=== Given information ===

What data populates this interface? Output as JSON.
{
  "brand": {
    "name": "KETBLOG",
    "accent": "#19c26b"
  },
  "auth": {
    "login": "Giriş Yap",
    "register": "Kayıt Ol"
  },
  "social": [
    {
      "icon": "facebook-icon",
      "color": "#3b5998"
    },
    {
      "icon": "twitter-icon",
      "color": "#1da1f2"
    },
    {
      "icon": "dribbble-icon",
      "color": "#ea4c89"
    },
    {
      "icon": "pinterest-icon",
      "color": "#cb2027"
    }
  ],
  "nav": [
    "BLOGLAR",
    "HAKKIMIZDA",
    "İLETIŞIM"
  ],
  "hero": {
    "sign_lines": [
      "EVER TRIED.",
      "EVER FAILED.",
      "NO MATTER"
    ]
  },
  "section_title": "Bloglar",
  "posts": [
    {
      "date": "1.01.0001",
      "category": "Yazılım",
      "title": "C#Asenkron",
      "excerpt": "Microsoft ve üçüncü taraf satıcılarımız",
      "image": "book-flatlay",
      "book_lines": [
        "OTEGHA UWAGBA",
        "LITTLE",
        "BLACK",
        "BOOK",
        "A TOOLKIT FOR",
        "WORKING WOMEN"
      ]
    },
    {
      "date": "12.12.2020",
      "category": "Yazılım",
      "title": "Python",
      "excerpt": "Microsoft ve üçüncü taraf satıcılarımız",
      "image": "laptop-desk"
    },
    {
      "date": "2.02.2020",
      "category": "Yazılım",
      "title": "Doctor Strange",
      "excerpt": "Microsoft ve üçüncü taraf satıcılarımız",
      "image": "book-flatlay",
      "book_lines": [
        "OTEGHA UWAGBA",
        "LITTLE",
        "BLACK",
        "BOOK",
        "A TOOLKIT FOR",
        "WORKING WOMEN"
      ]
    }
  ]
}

===

## Task prompt:
All entries must be repeated verbatim.

## Correct response:
What data populates this interface? Output as JSON.
{
  "brand": {
    "name": "KETBLOG",
    "accent": "#19c26b"
  },
  "auth": {
    "login": "Giriş Yap",
    "register": "Kayıt Ol"
  },
  "social": [
    {
      "icon": "facebook-icon",
      "color": "#3b5998"
    },
    {
      "icon": "twitter-icon",
      "color": "#1da1f2"
    },
    {
      "icon": "dribbble-icon",
      "color": "#ea4c89"
    },
    {
      "icon": "pinterest-icon",
      "color": "#cb2027"
    }
  ],
  "nav": [
    "BLOGLAR",
    "HAKKIMIZDA",
    "İLETIŞIM"
  ],
  "hero": {
    "sign_lines": [
      "EVER TRIED.",
      "EVER FAILED.",
      "NO MATTER"
    ]
  },
  "section_title": "Bloglar",
  "posts": [
    {
      "date": "1.01.0001",
      "category": "Yazılım",
      "title": "C#Asenkron",
      "excerpt": "Microsoft ve üçüncü taraf satıcılarımız",
      "image": "book-flatlay",
      "book_lines": [
        "OTEGHA UWAGBA",
        "LITTLE",
        "BLACK",
        "BOOK",
        "A TOOLKIT FOR",
        "WORKING WOMEN"
      ]
    },
    {
      "date": "12.12.2020",
      "category": "Yazılım",
      "title": "Python",
      "excerpt": "Microsoft ve üçüncü taraf satıcılarımız",
      "image": "laptop-desk"
    },
    {
      "date": "2.02.2020",
      "category": "Yazılım",
      "title": "Doctor Strange",
      "excerpt": "Microsoft ve üçüncü taraf satıcılarımız",
      "image": "book-flatlay",
      "book_lines": [
        "OTEGHA UWAGBA",
        "LITTLE",
        "BLACK",
        "BOOK",
        "A TOOLKIT FOR",
        "WORKING WOMEN"
      ]
    }
  ]
}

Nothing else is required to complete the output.